**AIM OF THE TASK**
Among the lines below, count those containing the word "中医内科学". Give the number only.

━━━ TASK DATA ━━━

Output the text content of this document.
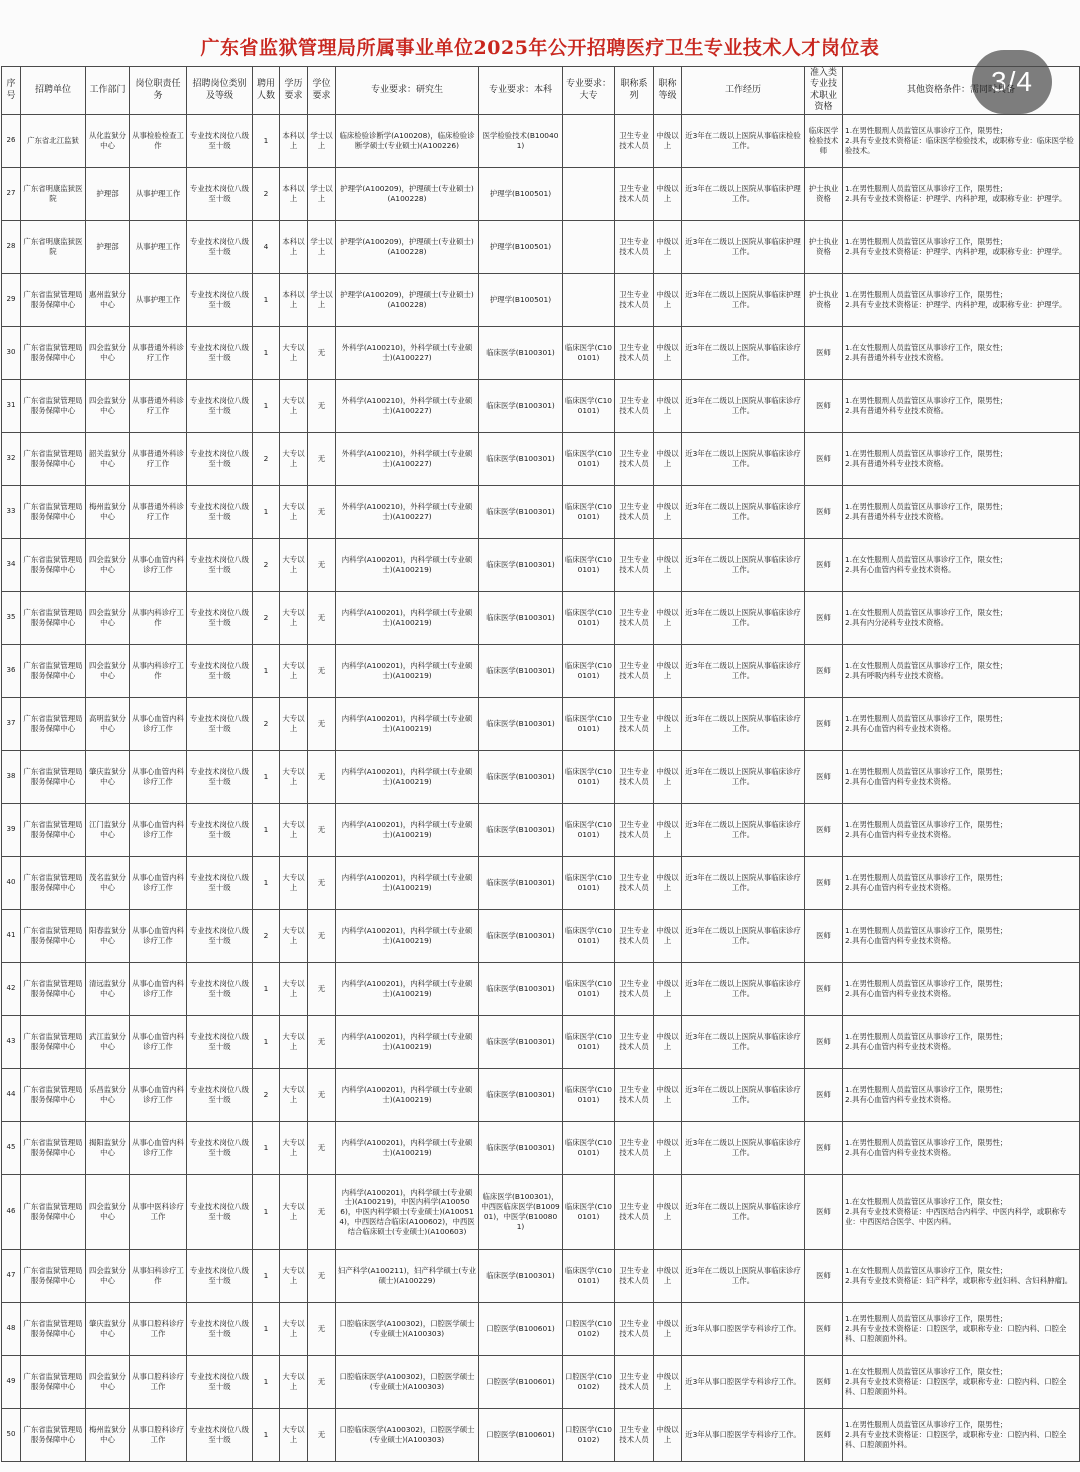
广东省监狱管理局所属事业单位2025年公开招聘医疗卫生专业技术人才岗位表
3/4
序号	招聘单位	工作部门	岗位职责任务	招聘岗位类别及等级	聘用人数	学历要求	学位要求	专业要求：研究生	专业要求：本科	专业要求：大专	职称系列	职称等级	工作经历	准入类专业技术职业资格	其他资格条件：需同时具备
26	广东省北江监狱	从化监狱分中心	从事检验检查工作	专业技术岗位八级至十级	1	本科以上	学士以上	临床检验诊断学(A100208)，临床检验诊断学硕士(专业硕士)(A100226)	医学检验技术(B100401)		卫生专业技术人员	中级以上	近3年在二级以上医院从事临床检验工作。	临床医学检验技术师	1.在男性服刑人员监管区从事诊疗工作，限男性；
2.具有专业技术资格证：临床医学检验技术，或职称专业：临床医学检验技术。
27	广东省明康监狱医院	护理部	从事护理工作	专业技术岗位八级至十级	2	本科以上	学士以上	护理学(A100209)，护理硕士(专业硕士)(A100228)	护理学(B100501)		卫生专业技术人员	中级以上	近3年在二级以上医院从事临床护理工作。	护士执业资格	1.在男性服刑人员监管区从事诊疗工作，限男性；
2.具有专业技术资格证：护理学、内科护理，或职称专业：护理学。
28	广东省明康监狱医院	护理部	从事护理工作	专业技术岗位八级至十级	4	本科以上	学士以上	护理学(A100209)，护理硕士(专业硕士)(A100228)	护理学(B100501)		卫生专业技术人员	中级以上	近3年在二级以上医院从事临床护理工作。	护士执业资格	1.在男性服刑人员监管区从事诊疗工作，限男性；
2.具有专业技术资格证：护理学、内科护理，或职称专业：护理学。
29	广东省监狱管理局服务保障中心	惠州监狱分中心	从事护理工作	专业技术岗位八级至十级	1	本科以上	学士以上	护理学(A100209)，护理硕士(专业硕士)(A100228)	护理学(B100501)		卫生专业技术人员	中级以上	近3年在二级以上医院从事临床护理工作。	护士执业资格	1.在男性服刑人员监管区从事诊疗工作，限男性；
2.具有专业技术资格证：护理学、内科护理，或职称专业：护理学。
30	广东省监狱管理局服务保障中心	四会监狱分中心	从事普通外科诊疗工作	专业技术岗位八级至十级	1	大专以上	无	外科学(A100210)，外科学硕士(专业硕士)(A100227)	临床医学(B100301)	临床医学(C100101)	卫生专业技术人员	中级以上	近3年在二级以上医院从事临床诊疗工作。	医师	1.在女性服刑人员监管区从事诊疗工作，限女性；
2.具有普通外科专业技术资格。
31	广东省监狱管理局服务保障中心	四会监狱分中心	从事普通外科诊疗工作	专业技术岗位八级至十级	1	大专以上	无	外科学(A100210)，外科学硕士(专业硕士)(A100227)	临床医学(B100301)	临床医学(C100101)	卫生专业技术人员	中级以上	近3年在二级以上医院从事临床诊疗工作。	医师	1.在男性服刑人员监管区从事诊疗工作，限男性；
2.具有普通外科专业技术资格。
32	广东省监狱管理局服务保障中心	韶关监狱分中心	从事普通外科诊疗工作	专业技术岗位八级至十级	2	大专以上	无	外科学(A100210)，外科学硕士(专业硕士)(A100227)	临床医学(B100301)	临床医学(C100101)	卫生专业技术人员	中级以上	近3年在二级以上医院从事临床诊疗工作。	医师	1.在男性服刑人员监管区从事诊疗工作，限男性；
2.具有普通外科专业技术资格。
33	广东省监狱管理局服务保障中心	梅州监狱分中心	从事普通外科诊疗工作	专业技术岗位八级至十级	1	大专以上	无	外科学(A100210)，外科学硕士(专业硕士)(A100227)	临床医学(B100301)	临床医学(C100101)	卫生专业技术人员	中级以上	近3年在二级以上医院从事临床诊疗工作。	医师	1.在男性服刑人员监管区从事诊疗工作，限男性；
2.具有普通外科专业技术资格。
34	广东省监狱管理局服务保障中心	四会监狱分中心	从事心血管内科诊疗工作	专业技术岗位八级至十级	2	大专以上	无	内科学(A100201)，内科学硕士(专业硕士)(A100219)	临床医学(B100301)	临床医学(C100101)	卫生专业技术人员	中级以上	近3年在二级以上医院从事临床诊疗工作。	医师	1.在女性服刑人员监管区从事诊疗工作，限女性；
2.具有心血管内科专业技术资格。
35	广东省监狱管理局服务保障中心	四会监狱分中心	从事内科诊疗工作	专业技术岗位八级至十级	2	大专以上	无	内科学(A100201)，内科学硕士(专业硕士)(A100219)	临床医学(B100301)	临床医学(C100101)	卫生专业技术人员	中级以上	近3年在二级以上医院从事临床诊疗工作。	医师	1.在女性服刑人员监管区从事诊疗工作，限女性；
2.具有内分泌科专业技术资格。
36	广东省监狱管理局服务保障中心	四会监狱分中心	从事内科诊疗工作	专业技术岗位八级至十级	1	大专以上	无	内科学(A100201)，内科学硕士(专业硕士)(A100219)	临床医学(B100301)	临床医学(C100101)	卫生专业技术人员	中级以上	近3年在二级以上医院从事临床诊疗工作。	医师	1.在女性服刑人员监管区从事诊疗工作，限女性；
2.具有呼吸内科专业技术资格。
37	广东省监狱管理局服务保障中心	高明监狱分中心	从事心血管内科诊疗工作	专业技术岗位八级至十级	2	大专以上	无	内科学(A100201)，内科学硕士(专业硕士)(A100219)	临床医学(B100301)	临床医学(C100101)	卫生专业技术人员	中级以上	近3年在二级以上医院从事临床诊疗工作。	医师	1.在男性服刑人员监管区从事诊疗工作，限男性；
2.具有心血管内科专业技术资格。
38	广东省监狱管理局服务保障中心	肇庆监狱分中心	从事心血管内科诊疗工作	专业技术岗位八级至十级	1	大专以上	无	内科学(A100201)，内科学硕士(专业硕士)(A100219)	临床医学(B100301)	临床医学(C100101)	卫生专业技术人员	中级以上	近3年在二级以上医院从事临床诊疗工作。	医师	1.在男性服刑人员监管区从事诊疗工作，限男性；
2.具有心血管内科专业技术资格。
39	广东省监狱管理局服务保障中心	江门监狱分中心	从事心血管内科诊疗工作	专业技术岗位八级至十级	1	大专以上	无	内科学(A100201)，内科学硕士(专业硕士)(A100219)	临床医学(B100301)	临床医学(C100101)	卫生专业技术人员	中级以上	近3年在二级以上医院从事临床诊疗工作。	医师	1.在男性服刑人员监管区从事诊疗工作，限男性；
2.具有心血管内科专业技术资格。
40	广东省监狱管理局服务保障中心	茂名监狱分中心	从事心血管内科诊疗工作	专业技术岗位八级至十级	1	大专以上	无	内科学(A100201)，内科学硕士(专业硕士)(A100219)	临床医学(B100301)	临床医学(C100101)	卫生专业技术人员	中级以上	近3年在二级以上医院从事临床诊疗工作。	医师	1.在男性服刑人员监管区从事诊疗工作，限男性；
2.具有心血管内科专业技术资格。
41	广东省监狱管理局服务保障中心	阳春监狱分中心	从事心血管内科诊疗工作	专业技术岗位八级至十级	2	大专以上	无	内科学(A100201)，内科学硕士(专业硕士)(A100219)	临床医学(B100301)	临床医学(C100101)	卫生专业技术人员	中级以上	近3年在二级以上医院从事临床诊疗工作。	医师	1.在男性服刑人员监管区从事诊疗工作，限男性；
2.具有心血管内科专业技术资格。
42	广东省监狱管理局服务保障中心	清远监狱分中心	从事心血管内科诊疗工作	专业技术岗位八级至十级	1	大专以上	无	内科学(A100201)，内科学硕士(专业硕士)(A100219)	临床医学(B100301)	临床医学(C100101)	卫生专业技术人员	中级以上	近3年在二级以上医院从事临床诊疗工作。	医师	1.在男性服刑人员监管区从事诊疗工作，限男性；
2.具有心血管内科专业技术资格。
43	广东省监狱管理局服务保障中心	武江监狱分中心	从事心血管内科诊疗工作	专业技术岗位八级至十级	1	大专以上	无	内科学(A100201)，内科学硕士(专业硕士)(A100219)	临床医学(B100301)	临床医学(C100101)	卫生专业技术人员	中级以上	近3年在二级以上医院从事临床诊疗工作。	医师	1.在男性服刑人员监管区从事诊疗工作，限男性；
2.具有心血管内科专业技术资格。
44	广东省监狱管理局服务保障中心	乐昌监狱分中心	从事心血管内科诊疗工作	专业技术岗位八级至十级	2	大专以上	无	内科学(A100201)，内科学硕士(专业硕士)(A100219)	临床医学(B100301)	临床医学(C100101)	卫生专业技术人员	中级以上	近3年在二级以上医院从事临床诊疗工作。	医师	1.在男性服刑人员监管区从事诊疗工作，限男性；
2.具有心血管内科专业技术资格。
45	广东省监狱管理局服务保障中心	揭阳监狱分中心	从事心血管内科诊疗工作	专业技术岗位八级至十级	1	大专以上	无	内科学(A100201)，内科学硕士(专业硕士)(A100219)	临床医学(B100301)	临床医学(C100101)	卫生专业技术人员	中级以上	近3年在二级以上医院从事临床诊疗工作。	医师	1.在男性服刑人员监管区从事诊疗工作，限男性；
2.具有心血管内科专业技术资格。
46	广东省监狱管理局服务保障中心	四会监狱分中心	从事中医科诊疗工作	专业技术岗位八级至十级	1	大专以上	无	内科学(A100201)，内科学硕士(专业硕士)(A100219)，中医内科学(A100506)，中医内科学硕士(专业硕士)(A100514)，中西医结合临床(A100602)，中西医结合临床硕士(专业硕士)(A100603)	临床医学(B100301)，中西医临床医学(B100901)，中医学(B100801)	临床医学(C100101)	卫生专业技术人员	中级以上	近3年在二级以上医院从事临床诊疗工作。	医师	1.在女性服刑人员监管区从事诊疗工作，限女性；
2.具有专业技术资格证：中西医结合内科学、中医内科学，或职称专业：中西医结合医学、中医内科。
47	广东省监狱管理局服务保障中心	四会监狱分中心	从事妇科诊疗工作	专业技术岗位八级至十级	1	大专以上	无	妇产科学(A100211)，妇产科学硕士(专业硕士)(A100229)	临床医学(B100301)	临床医学(C100101)	卫生专业技术人员	中级以上	近3年在二级以上医院从事临床诊疗工作。	医师	1.在女性服刑人员监管区从事诊疗工作，限女性；
2.具有专业技术资格证：妇产科学，或职称专业[妇科、含妇科肿瘤]。
48	广东省监狱管理局服务保障中心	肇庆监狱分中心	从事口腔科诊疗工作	专业技术岗位八级至十级	1	大专以上	无	口腔临床医学(A100302)，口腔医学硕士(专业硕士)(A100303)	口腔医学(B100601)	口腔医学(C100102)	卫生专业技术人员	中级以上	近3年从事口腔医学专科诊疗工作。	医师	1.在男性服刑人员监管区从事诊疗工作，限男性；
2.具有专业技术资格证：口腔医学，或职称专业：口腔内科、口腔全科、口腔颌面外科。
49	广东省监狱管理局服务保障中心	四会监狱分中心	从事口腔科诊疗工作	专业技术岗位八级至十级	1	大专以上	无	口腔临床医学(A100302)，口腔医学硕士(专业硕士)(A100303)	口腔医学(B100601)	口腔医学(C100102)	卫生专业技术人员	中级以上	近3年从事口腔医学专科诊疗工作。	医师	1.在女性服刑人员监管区从事诊疗工作，限女性；
2.具有专业技术资格证：口腔医学，或职称专业：口腔内科、口腔全科、口腔颌面外科。
50	广东省监狱管理局服务保障中心	梅州监狱分中心	从事口腔科诊疗工作	专业技术岗位八级至十级	1	大专以上	无	口腔临床医学(A100302)，口腔医学硕士(专业硕士)(A100303)	口腔医学(B100601)	口腔医学(C100102)	卫生专业技术人员	中级以上	近3年从事口腔医学专科诊疗工作。	医师	1.在男性服刑人员监管区从事诊疗工作，限男性；
2.具有专业技术资格证：口腔医学，或职称专业：口腔内科、口腔全科、口腔颌面外科。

━━━

**OUTPUT**
2